» **Exercise requirements**
Scan the records for the string "values"; copy each line where it occurs.

........

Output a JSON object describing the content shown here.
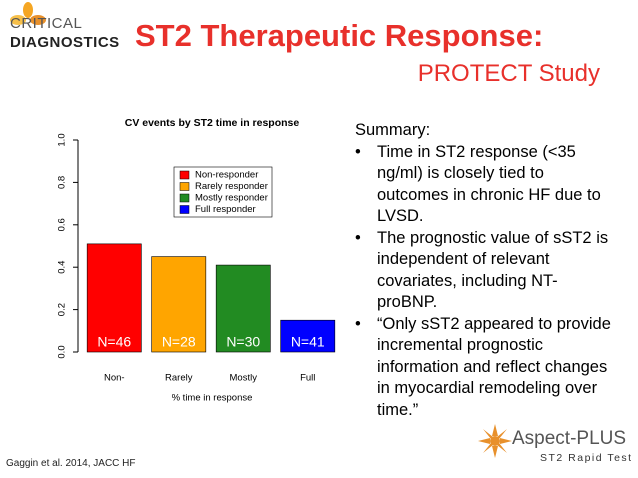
{
  "logo": {
    "line1": "CRITICAL",
    "line2": "DIAGNOSTICS"
  },
  "header": {
    "title": "ST2 Therapeutic Response:",
    "subtitle": "PROTECT Study"
  },
  "summary": {
    "heading": "Summary:",
    "bullets": [
      "Time in ST2 response (<35 ng/ml) is closely tied to outcomes in chronic HF due to LVSD.",
      "The prognostic value of sST2 is independent of relevant covariates, including NT-proBNP.",
      "“Only sST2 appeared to provide incremental prognostic information and reflect changes in myocardial remodeling over time.”"
    ]
  },
  "citation": "Gaggin et al. 2014, JACC HF",
  "product": {
    "name": "Aspect-PLUS",
    "tagline": "ST2 Rapid Test"
  },
  "chart_data": {
    "type": "bar",
    "title": "CV events by ST2 time in response",
    "x_label": "% time in response",
    "categories": [
      "Non-",
      "Rarely",
      "Mostly",
      "Full"
    ],
    "values": [
      0.51,
      0.45,
      0.41,
      0.15
    ],
    "colors": [
      "#ff0000",
      "#ffa500",
      "#228b22",
      "#0000ff"
    ],
    "bar_labels": [
      "N=46",
      "N=28",
      "N=30",
      "N=41"
    ],
    "legend": [
      "Non-responder",
      "Rarely responder",
      "Mostly responder",
      "Full responder"
    ],
    "ylim": [
      0,
      1.0
    ],
    "yticks": [
      {
        "value": 0,
        "label": "0.0"
      },
      0.2,
      0.4,
      0.6,
      0.8,
      {
        "value": 1,
        "label": "1.0"
      }
    ]
  }
}
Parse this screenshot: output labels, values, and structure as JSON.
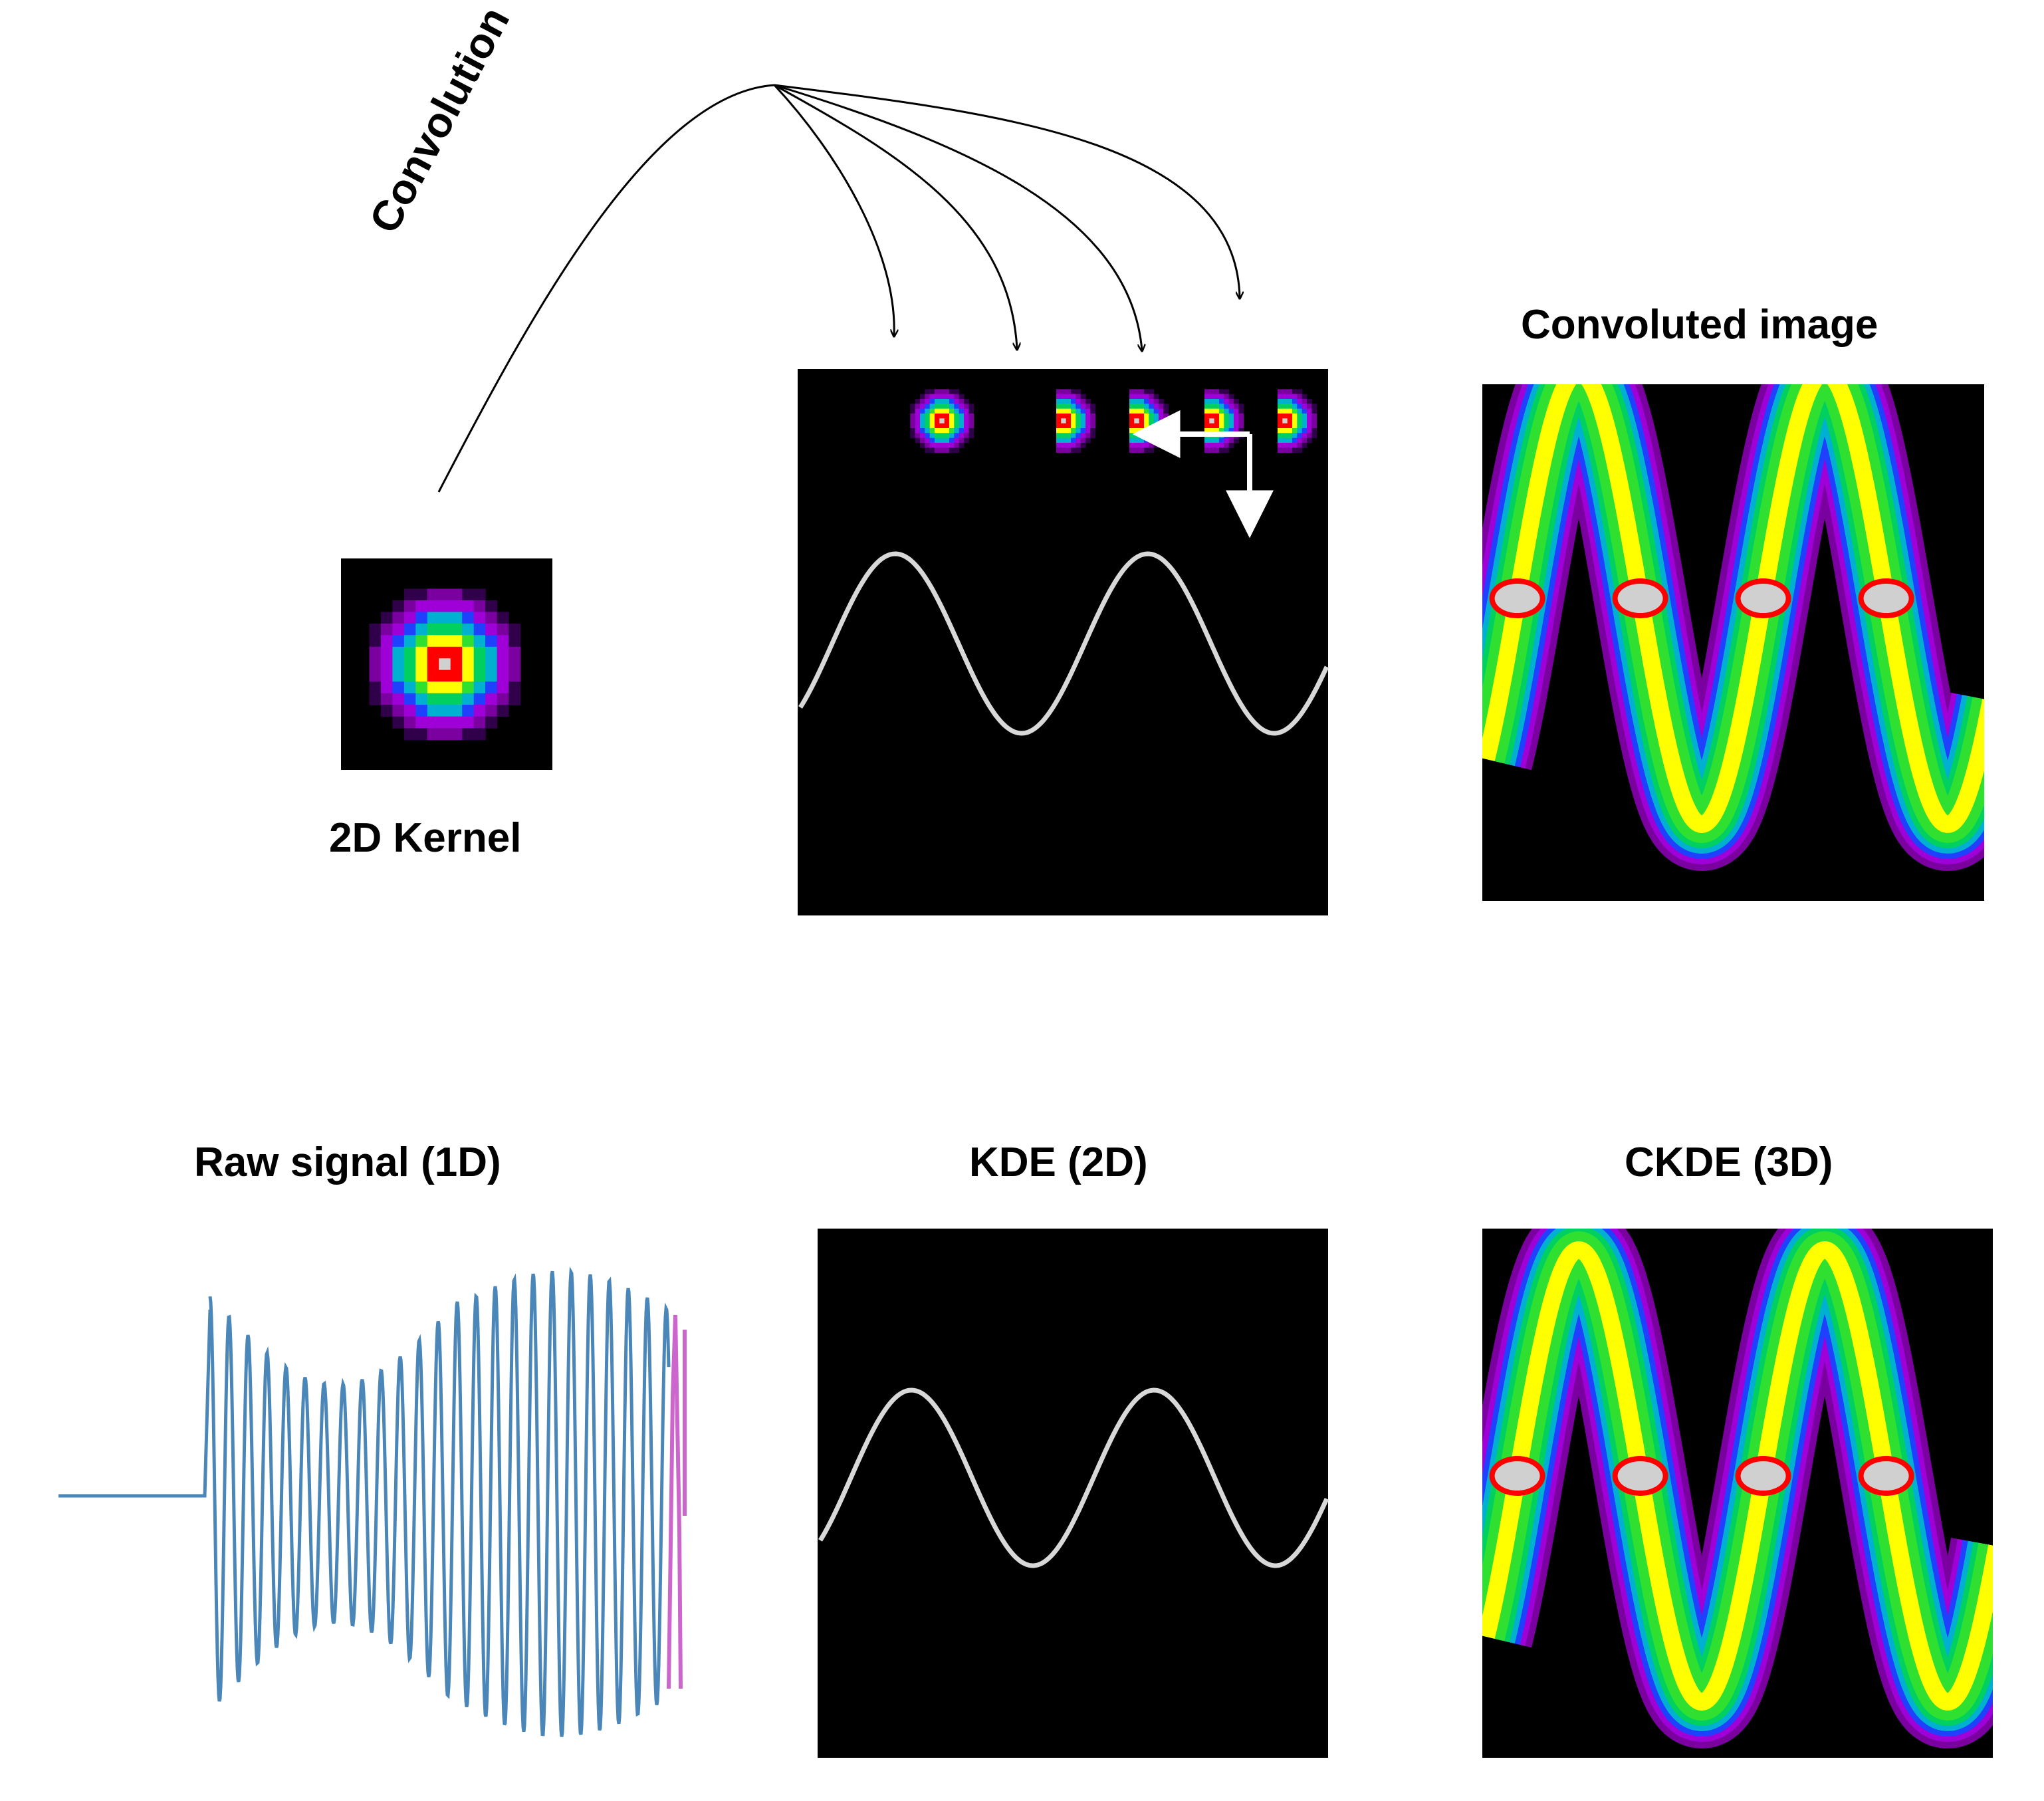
{
  "labels": {
    "convolution": "Convolution",
    "kernel": "2D Kernel",
    "convoluted_image": "Convoluted image",
    "raw_signal": "Raw signal (1D)",
    "kde": "KDE (2D)",
    "ckde": "CKDE (3D)"
  },
  "colors": {
    "background": "#ffffff",
    "panel_background": "#000000",
    "signal_trace": "#d8d8d8",
    "raw_signal": "#4a86b8",
    "raw_signal_tail": "#cc66cc",
    "arrows": "#000000",
    "scan_arrows": "#ffffff"
  },
  "colormap": [
    "#000000",
    "#30004a",
    "#7a00a0",
    "#a000d8",
    "#2040ff",
    "#00b0d0",
    "#00d060",
    "#30e030",
    "#ffff00",
    "#ff0000",
    "#d0d0d0"
  ]
}
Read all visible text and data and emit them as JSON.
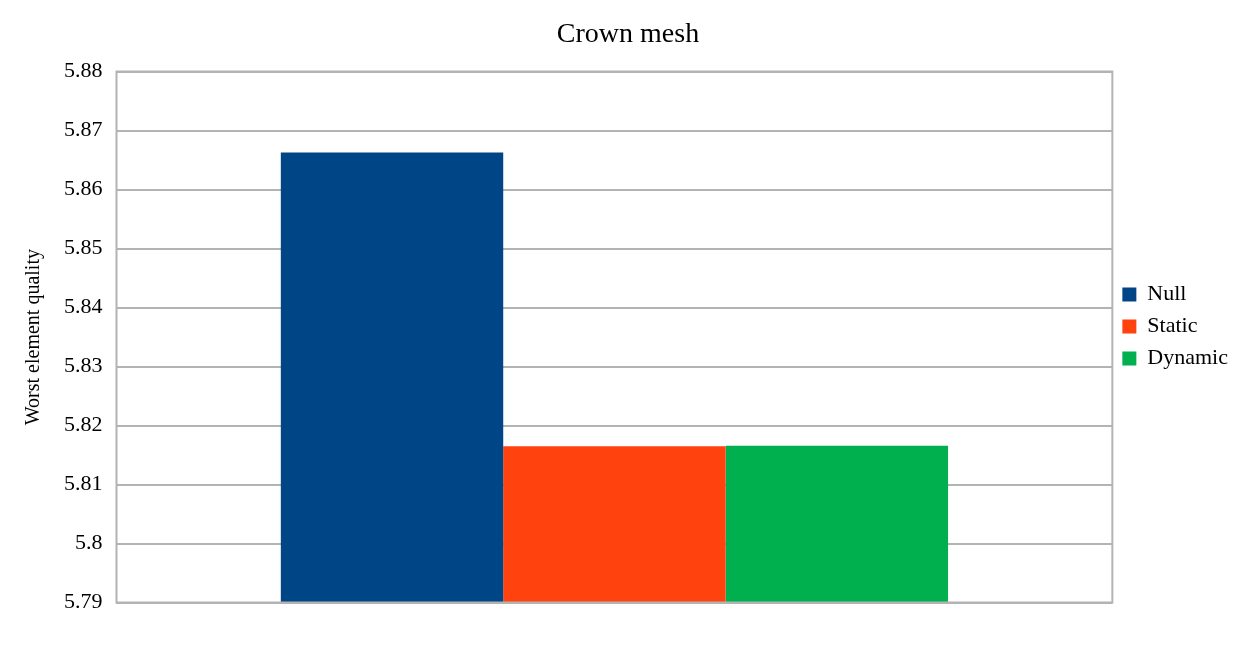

........

» **Task response**
    "values": [
Parse this screenshot: output labels, values, and structure as JSON.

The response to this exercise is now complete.